▶ **PEDIDO A**
Responda com base no trecho de texto:
(i) Que animal foi escolhido para a luxúria da carne?
(ii) Qual é a atribuição do corvo?
(iii) Com o que o trecho compara a substância dele, se pudéssemos contemplá-lo?

▶ **TRECHO DE TEXTO**
------------------------------------------------

Pois no início o Pai de tudo invocou espíritos com os quais poderia ele testar as criaturas da terra de três modos de acordo com as três impurezas d'alma. E escolheu o lobo para a luxúria da carne e o corvo para a luxuria da mente, porém, a mim, escolheu acima de tudo, para simular a real incitação d’alma. Eles que oraram ao lobo e ao corvo eu não feri; mas aqueles que me rejeitaram enviei a ira do corvo e do lobo. E as mandíbulas do primeiro rasgaram-os e o bico do segundo devorou cadáver deles. Então a minha bandeira embranqueceu porque eu não deixei nada vivo sobre a terra. Eu festejei com o sangue dos santos, porém não sou suspeito pelos homens de ser seu inimigo, pois minha lã é branca e quente e meus dentes não são os daquele que rasga carne e meus olhos são meigos e eles não me conhecem como o senhor de espíritos mentirosos que o Pai de tudo trouxe ante sua face no inicio.


(Sua atribuição é sal, o lobo mercúrio e o corvo enxofre.)


Agora o cordeiro encolhe e resta apenas a roda e a mão que a gira.


Então digo: “Pela palavra de poder, dupla na voz do Mestre, pela palavra que é sete, e um e sete; e pela grande e terrível palavra 210, eu suplico a ti, Ó meu Senhor: concedei-me a visão da tua glória”. E todos os raios da roda me atingem e fico cego devido a luz. Sou pego pela roda e torno-me um com ela. Sou maior do que ela. No meio de uma miríade de luzes eu me encontro e contemplo a face dele (sou jogado violentamente de volta a terra a cada segundo, por isso não consigo me concentrar).


Tudo parece uma chama líquida de ouro pálido. Porém, o brilho mantém-me afastado.


E digo:Pela palavra e pela vontade, pela penitência e pela oração, deixai-me contemplar a tua face (não consigo explicar isso, há uma confusão de personalidade). Eu, que me dirijo a ti, veja o que tigo-te, mas eu, que posso vê-lo, não consigo comunicar a mim mesmo o que falo a ti.


A substância dele seria a luz do sol ao meio-dia se pudéssemos contemplá-lo. Porém, a luz não é quente. É a visão de Ut no Upanishads. E dessa visão vieram todas as lendas de Baco e Krishna e Adonis. A impressão é a de um jovem dançando e fazendo música. Mas deve você entender que não está fazendo essas coisas, está parado. Mesmo a mão que gira a roda não é a mão dele, mas apenas uma mão energizada por ele.


Agora começa a dança de Shiva. Eu posto-me ao pés dele, sobre o santo dele, a vítima dele. A minha forma, na minha essência, é a do Deus Phtah, porém a do deus Seb é a minha realmente. E essa é a razão da existência, na qual o deleite nessa dança contém ambos, o deus e o adepto. Também a terra em si é uma santa e o sol e a lua bailam acima dela, torturando-a com gozo.

------------------------------------------------

▶ **PEDIDO B**
Pode editar a listagem desde a primeira linha até a linha que contém "Extract all elements", trocando "High" por "Elevated" e mantendo todo o resto igual? Deixe as imagens fora da resposta.

▶ **A LISTAGEM**
------------------------------------------------

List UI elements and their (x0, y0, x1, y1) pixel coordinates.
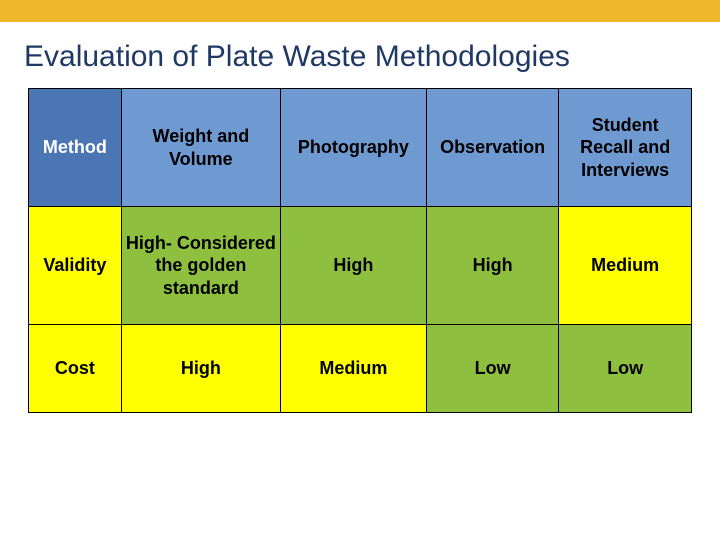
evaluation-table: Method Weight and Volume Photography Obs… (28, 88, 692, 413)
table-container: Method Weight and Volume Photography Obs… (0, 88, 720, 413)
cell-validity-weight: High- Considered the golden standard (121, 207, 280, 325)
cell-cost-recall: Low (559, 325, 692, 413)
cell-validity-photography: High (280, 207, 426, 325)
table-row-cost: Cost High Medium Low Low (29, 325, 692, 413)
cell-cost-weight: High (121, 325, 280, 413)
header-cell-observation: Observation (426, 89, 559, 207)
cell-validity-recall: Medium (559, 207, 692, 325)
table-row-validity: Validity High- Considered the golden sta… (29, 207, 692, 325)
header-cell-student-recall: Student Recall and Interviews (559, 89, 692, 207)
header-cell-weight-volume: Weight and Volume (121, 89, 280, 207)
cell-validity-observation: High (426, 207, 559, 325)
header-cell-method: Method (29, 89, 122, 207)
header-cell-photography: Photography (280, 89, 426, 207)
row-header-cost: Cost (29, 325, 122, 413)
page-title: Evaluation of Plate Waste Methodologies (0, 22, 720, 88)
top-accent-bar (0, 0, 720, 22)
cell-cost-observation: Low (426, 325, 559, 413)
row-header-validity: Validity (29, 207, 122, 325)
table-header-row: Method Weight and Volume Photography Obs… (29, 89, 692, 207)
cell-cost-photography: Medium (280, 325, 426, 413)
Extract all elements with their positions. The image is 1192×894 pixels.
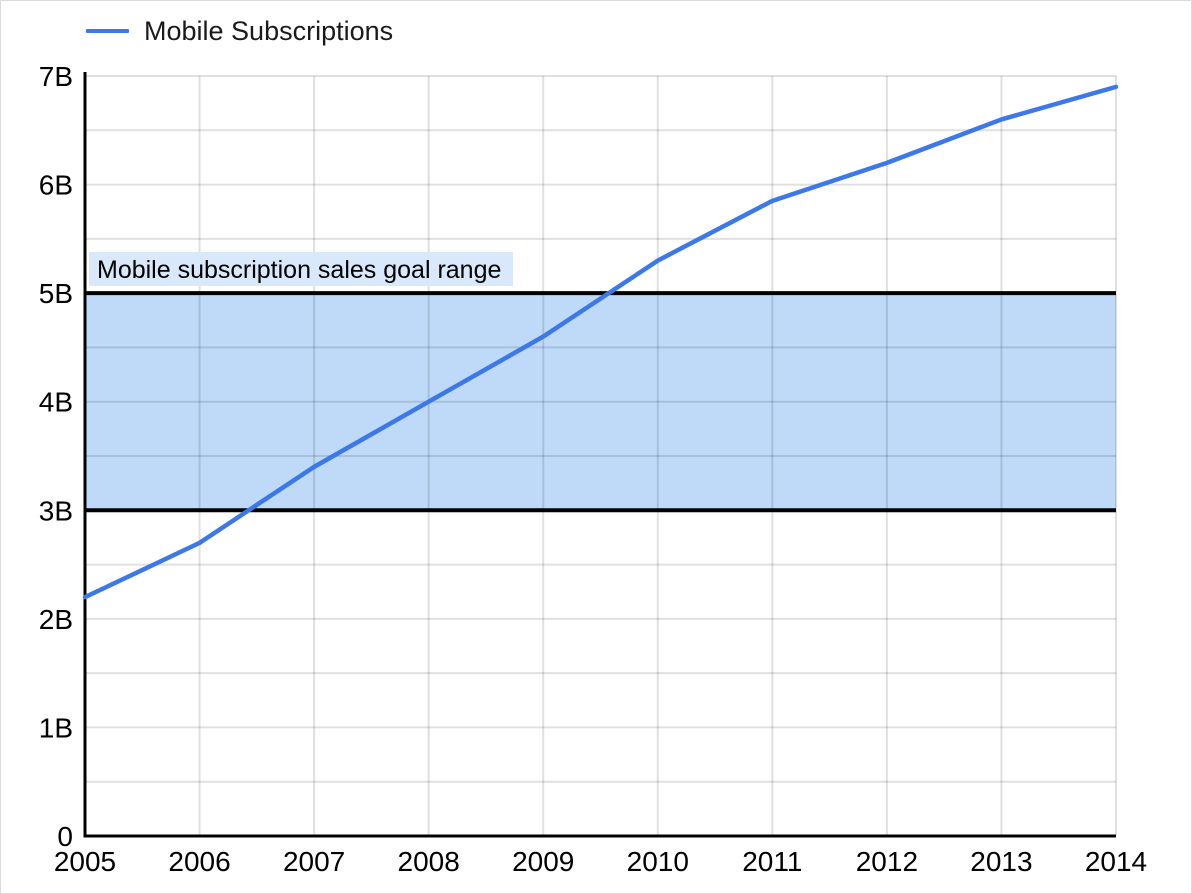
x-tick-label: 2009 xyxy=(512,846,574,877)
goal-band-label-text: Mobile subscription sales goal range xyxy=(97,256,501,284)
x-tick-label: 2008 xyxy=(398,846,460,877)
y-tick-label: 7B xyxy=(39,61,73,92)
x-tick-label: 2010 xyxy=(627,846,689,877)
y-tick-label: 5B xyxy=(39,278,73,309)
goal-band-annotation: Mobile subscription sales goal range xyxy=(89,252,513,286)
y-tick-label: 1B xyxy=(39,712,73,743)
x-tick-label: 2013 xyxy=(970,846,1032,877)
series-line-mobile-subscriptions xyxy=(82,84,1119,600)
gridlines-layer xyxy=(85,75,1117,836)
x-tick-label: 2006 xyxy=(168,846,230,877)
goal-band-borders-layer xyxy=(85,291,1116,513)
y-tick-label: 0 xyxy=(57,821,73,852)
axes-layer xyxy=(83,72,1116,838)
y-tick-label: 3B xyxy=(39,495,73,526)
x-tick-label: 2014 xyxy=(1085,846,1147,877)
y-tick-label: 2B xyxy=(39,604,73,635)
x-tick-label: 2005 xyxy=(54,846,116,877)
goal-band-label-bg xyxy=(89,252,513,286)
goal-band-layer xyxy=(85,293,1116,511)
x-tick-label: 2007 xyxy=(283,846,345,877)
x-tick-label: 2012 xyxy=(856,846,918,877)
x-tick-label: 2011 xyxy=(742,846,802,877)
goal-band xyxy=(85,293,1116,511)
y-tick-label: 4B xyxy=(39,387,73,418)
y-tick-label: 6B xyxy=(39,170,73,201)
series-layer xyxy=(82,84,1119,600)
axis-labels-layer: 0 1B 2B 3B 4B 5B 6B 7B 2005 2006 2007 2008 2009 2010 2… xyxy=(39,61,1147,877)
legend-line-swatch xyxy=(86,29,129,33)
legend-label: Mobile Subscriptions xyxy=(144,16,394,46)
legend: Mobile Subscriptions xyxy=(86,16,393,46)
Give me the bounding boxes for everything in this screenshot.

------------------------------------------------

▶ **RESULTADO FINAL A**
(i) O lobo.
(ii) O enxofre.
(iii) Com a luz do sol ao meio-dia.

▶ **RESULTADO FINAL B**
List UI elements and their (x0, y0, x1, y1) pixel coordinates.
evaluation-table: Method Weight and Volume Photography Obs… (28, 88, 692, 413)
table-container: Method Weight and Volume Photography Obs… (0, 88, 720, 413)
cell-validity-weight: Elevated- Considered the golden standard (121, 207, 280, 325)
cell-cost-recall: Low (559, 325, 692, 413)
cell-validity-photography: Elevated (280, 207, 426, 325)
table-row-cost: Cost Elevated Medium Low Low (29, 325, 692, 413)
cell-cost-weight: Elevated (121, 325, 280, 413)
header-cell-observation: Observation (426, 89, 559, 207)
cell-validity-recall: Medium (559, 207, 692, 325)
table-row-validity: Validity Elevated- Considered the golden sta… (29, 207, 692, 325)
header-cell-student-recall: Student Recall and Interviews (559, 89, 692, 207)
header-cell-weight-volume: Weight and Volume (121, 89, 280, 207)
cell-validity-observation: Elevated (426, 207, 559, 325)
header-cell-method: Method (29, 89, 122, 207)
header-cell-photography: Photography (280, 89, 426, 207)
row-header-cost: Cost (29, 325, 122, 413)
page-title: Evaluation of Plate Waste Methodologies (0, 22, 720, 88)
top-accent-bar (0, 0, 720, 22)
cell-cost-observation: Low (426, 325, 559, 413)
row-header-validity: Validity (29, 207, 122, 325)
table-header-row: Method Weight and Volume Photography Obs… (29, 89, 692, 207)
cell-cost-photography: Medium (280, 325, 426, 413)
Extract all elements with their positions. The image is 1192×894 pixels.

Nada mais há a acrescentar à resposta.